■ **What you will do**: Reproduce all lines of the listing below in which the word "title" occurs.
Start of Raw data
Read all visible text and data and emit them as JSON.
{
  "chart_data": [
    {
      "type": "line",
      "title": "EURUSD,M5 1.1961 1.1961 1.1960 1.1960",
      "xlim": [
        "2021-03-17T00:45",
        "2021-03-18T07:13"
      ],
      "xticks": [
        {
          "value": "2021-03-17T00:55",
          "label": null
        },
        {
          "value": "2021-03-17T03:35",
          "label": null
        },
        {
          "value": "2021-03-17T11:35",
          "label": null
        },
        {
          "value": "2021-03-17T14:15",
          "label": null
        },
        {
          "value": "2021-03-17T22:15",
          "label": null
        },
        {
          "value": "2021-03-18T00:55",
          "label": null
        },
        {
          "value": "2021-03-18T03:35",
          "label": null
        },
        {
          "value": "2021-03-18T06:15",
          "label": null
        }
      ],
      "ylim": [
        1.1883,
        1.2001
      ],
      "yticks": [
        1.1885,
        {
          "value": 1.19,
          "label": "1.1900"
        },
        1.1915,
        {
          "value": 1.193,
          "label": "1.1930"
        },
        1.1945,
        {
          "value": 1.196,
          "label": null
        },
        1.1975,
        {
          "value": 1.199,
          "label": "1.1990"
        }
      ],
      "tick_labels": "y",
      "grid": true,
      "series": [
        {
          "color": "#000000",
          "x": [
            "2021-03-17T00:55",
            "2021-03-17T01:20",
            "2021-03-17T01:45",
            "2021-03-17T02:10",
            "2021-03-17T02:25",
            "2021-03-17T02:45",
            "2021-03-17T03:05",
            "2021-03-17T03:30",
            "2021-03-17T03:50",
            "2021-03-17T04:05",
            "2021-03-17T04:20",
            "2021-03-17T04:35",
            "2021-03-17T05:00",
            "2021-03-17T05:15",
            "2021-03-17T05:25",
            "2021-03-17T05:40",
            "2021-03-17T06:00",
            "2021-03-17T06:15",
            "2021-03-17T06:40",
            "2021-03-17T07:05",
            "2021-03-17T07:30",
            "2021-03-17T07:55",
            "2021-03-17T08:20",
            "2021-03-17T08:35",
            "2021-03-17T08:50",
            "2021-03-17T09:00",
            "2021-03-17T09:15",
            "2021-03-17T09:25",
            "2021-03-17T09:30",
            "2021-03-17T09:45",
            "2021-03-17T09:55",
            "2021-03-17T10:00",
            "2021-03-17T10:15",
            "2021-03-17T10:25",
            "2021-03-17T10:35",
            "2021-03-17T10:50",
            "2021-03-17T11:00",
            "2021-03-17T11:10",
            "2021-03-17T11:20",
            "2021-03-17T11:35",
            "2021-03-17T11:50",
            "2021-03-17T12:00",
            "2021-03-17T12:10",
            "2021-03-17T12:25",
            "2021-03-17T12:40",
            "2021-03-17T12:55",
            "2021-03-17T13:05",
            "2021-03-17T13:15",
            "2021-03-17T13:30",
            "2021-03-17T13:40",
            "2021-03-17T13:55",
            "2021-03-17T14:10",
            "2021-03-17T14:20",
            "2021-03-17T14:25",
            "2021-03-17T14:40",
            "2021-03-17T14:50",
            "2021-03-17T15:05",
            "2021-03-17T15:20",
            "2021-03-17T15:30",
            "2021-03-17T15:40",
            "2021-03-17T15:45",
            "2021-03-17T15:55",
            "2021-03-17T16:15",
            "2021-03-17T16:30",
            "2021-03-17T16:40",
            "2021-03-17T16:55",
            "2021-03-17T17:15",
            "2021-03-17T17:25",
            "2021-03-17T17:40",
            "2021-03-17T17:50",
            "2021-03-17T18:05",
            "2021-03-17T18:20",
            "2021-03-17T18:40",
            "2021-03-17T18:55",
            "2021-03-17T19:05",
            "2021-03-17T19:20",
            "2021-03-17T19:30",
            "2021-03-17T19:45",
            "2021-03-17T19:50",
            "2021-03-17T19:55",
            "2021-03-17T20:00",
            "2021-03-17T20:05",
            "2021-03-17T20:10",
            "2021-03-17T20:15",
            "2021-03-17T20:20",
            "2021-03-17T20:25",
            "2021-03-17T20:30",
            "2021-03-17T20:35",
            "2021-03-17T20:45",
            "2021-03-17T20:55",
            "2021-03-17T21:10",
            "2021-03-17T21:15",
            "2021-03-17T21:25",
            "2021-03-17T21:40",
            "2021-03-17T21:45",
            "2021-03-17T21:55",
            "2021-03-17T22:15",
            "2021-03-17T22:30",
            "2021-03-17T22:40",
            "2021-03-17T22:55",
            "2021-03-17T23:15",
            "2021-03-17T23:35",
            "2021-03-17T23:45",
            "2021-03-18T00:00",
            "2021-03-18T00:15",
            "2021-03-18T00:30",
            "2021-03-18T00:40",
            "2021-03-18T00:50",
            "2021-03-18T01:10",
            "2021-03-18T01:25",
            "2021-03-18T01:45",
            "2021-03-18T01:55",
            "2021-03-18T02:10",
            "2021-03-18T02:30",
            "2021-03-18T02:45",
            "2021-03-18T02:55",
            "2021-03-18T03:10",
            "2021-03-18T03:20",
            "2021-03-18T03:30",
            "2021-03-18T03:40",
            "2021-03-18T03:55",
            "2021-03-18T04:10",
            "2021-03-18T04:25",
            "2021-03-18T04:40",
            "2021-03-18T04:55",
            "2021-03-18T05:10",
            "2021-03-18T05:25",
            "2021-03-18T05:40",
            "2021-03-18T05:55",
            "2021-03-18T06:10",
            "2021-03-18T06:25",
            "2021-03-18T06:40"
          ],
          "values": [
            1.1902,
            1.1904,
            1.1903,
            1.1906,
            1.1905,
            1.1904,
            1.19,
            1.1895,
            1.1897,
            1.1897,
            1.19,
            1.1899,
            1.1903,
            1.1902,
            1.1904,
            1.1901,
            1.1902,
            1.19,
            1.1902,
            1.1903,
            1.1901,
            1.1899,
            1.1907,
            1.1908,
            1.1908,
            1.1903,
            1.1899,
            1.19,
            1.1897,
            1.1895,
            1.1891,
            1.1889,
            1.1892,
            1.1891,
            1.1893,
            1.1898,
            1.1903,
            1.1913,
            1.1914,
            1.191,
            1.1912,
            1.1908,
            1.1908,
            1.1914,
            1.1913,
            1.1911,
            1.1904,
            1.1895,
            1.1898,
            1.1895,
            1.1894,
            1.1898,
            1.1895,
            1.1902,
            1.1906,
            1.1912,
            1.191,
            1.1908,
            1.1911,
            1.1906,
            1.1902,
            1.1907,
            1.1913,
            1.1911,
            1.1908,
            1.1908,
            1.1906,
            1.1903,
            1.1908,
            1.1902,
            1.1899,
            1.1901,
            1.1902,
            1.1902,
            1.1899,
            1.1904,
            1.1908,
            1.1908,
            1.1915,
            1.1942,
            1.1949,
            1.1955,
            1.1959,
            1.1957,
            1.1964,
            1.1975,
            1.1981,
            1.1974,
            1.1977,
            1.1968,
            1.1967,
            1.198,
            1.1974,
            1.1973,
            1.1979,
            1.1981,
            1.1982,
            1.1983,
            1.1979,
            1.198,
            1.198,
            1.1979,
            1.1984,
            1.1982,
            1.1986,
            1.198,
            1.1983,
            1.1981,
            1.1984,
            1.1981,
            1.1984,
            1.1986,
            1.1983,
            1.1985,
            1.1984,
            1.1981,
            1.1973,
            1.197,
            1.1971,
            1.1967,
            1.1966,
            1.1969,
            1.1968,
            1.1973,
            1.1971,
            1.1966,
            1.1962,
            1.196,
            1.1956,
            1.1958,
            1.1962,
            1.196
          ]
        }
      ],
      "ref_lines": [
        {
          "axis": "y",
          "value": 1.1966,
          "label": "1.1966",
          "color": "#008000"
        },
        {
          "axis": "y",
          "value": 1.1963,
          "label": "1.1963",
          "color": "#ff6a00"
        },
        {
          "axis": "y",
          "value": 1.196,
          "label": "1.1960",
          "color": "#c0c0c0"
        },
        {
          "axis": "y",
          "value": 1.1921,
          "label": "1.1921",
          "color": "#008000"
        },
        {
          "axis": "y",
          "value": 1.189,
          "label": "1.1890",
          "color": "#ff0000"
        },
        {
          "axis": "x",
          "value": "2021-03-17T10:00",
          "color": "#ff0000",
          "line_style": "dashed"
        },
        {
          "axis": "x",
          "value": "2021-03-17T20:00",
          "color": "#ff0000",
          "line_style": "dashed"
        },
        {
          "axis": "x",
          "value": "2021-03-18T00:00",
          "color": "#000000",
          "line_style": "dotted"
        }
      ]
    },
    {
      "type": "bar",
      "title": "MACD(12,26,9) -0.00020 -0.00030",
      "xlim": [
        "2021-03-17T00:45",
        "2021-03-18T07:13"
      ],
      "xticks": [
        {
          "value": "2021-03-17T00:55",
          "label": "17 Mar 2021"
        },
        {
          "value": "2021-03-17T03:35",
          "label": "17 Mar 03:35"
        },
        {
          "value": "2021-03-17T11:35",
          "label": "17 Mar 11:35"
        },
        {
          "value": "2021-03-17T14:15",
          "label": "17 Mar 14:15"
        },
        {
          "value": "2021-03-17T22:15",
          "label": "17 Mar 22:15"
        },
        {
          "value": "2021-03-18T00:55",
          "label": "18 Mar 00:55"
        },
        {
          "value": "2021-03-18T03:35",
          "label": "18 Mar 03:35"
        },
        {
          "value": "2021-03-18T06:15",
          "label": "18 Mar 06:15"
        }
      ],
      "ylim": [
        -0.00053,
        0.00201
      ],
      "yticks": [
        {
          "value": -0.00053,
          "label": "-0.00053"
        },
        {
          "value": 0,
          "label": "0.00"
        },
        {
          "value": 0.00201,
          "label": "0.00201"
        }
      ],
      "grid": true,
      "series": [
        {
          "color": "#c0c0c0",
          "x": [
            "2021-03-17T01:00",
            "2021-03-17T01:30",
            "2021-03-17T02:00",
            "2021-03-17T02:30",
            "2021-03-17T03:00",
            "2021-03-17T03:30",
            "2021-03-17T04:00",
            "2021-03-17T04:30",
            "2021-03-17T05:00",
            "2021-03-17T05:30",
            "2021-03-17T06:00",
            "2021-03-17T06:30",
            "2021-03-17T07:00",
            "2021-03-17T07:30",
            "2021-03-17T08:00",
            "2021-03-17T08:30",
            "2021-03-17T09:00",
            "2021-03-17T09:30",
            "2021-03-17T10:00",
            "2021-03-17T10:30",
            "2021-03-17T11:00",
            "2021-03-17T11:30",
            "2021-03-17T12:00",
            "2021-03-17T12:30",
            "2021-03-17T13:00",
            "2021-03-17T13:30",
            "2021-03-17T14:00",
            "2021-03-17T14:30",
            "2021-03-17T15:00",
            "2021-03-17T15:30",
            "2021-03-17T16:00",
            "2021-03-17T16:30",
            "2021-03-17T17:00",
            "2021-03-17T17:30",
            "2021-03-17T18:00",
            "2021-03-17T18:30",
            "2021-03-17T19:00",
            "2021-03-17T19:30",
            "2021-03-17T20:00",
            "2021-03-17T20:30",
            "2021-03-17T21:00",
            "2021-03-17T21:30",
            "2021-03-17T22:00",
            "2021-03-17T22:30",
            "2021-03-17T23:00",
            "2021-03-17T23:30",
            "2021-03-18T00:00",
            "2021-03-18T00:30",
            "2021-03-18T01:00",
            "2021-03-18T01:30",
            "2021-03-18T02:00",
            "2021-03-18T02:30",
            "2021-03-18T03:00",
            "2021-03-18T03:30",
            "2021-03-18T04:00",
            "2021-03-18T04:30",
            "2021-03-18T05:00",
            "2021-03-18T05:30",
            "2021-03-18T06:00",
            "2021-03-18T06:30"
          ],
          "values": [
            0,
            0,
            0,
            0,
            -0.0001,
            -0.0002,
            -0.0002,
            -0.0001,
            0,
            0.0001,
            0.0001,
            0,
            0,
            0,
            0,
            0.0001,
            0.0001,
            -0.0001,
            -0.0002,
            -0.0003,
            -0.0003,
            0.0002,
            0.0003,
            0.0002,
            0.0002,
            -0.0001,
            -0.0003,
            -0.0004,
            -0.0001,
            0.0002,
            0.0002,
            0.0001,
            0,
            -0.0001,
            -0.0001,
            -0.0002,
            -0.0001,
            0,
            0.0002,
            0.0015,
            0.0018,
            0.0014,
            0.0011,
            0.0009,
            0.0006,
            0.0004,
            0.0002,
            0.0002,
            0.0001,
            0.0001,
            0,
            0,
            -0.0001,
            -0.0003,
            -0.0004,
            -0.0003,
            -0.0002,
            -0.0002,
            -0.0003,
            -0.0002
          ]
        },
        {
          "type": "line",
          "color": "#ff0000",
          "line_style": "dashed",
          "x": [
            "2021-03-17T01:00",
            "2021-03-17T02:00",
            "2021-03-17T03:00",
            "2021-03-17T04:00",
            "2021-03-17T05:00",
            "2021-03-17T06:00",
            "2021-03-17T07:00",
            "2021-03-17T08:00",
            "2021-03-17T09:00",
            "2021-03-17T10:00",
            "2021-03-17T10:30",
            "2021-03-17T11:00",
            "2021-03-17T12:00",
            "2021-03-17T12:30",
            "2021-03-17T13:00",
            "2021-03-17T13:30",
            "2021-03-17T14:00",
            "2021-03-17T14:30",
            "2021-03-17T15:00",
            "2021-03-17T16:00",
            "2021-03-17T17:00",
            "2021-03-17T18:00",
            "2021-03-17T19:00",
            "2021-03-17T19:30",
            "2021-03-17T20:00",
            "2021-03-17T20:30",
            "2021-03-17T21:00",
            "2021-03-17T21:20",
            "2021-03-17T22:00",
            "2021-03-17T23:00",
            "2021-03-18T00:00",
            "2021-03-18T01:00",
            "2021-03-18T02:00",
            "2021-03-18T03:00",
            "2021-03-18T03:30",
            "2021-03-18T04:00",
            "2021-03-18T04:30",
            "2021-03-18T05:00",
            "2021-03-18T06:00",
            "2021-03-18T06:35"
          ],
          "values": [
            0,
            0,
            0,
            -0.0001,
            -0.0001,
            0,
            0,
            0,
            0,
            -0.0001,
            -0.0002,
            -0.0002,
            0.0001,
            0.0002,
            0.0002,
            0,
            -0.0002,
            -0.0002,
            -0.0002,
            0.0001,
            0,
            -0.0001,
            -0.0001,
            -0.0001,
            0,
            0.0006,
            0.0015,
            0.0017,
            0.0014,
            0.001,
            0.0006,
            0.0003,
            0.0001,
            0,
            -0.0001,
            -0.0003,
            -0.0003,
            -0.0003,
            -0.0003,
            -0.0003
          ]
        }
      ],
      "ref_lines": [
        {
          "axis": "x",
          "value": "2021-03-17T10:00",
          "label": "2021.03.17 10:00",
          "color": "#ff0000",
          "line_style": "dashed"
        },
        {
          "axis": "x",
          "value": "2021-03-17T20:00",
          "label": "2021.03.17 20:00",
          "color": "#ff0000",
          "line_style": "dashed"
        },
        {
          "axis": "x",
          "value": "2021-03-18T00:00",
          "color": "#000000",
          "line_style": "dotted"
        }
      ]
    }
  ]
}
End of Raw data
■ **Solution below**:
      "title": "EURUSD,M5 1.1961 1.1961 1.1960 1.1960",
      "title": "MACD(12,26,9) -0.00020 -0.00030",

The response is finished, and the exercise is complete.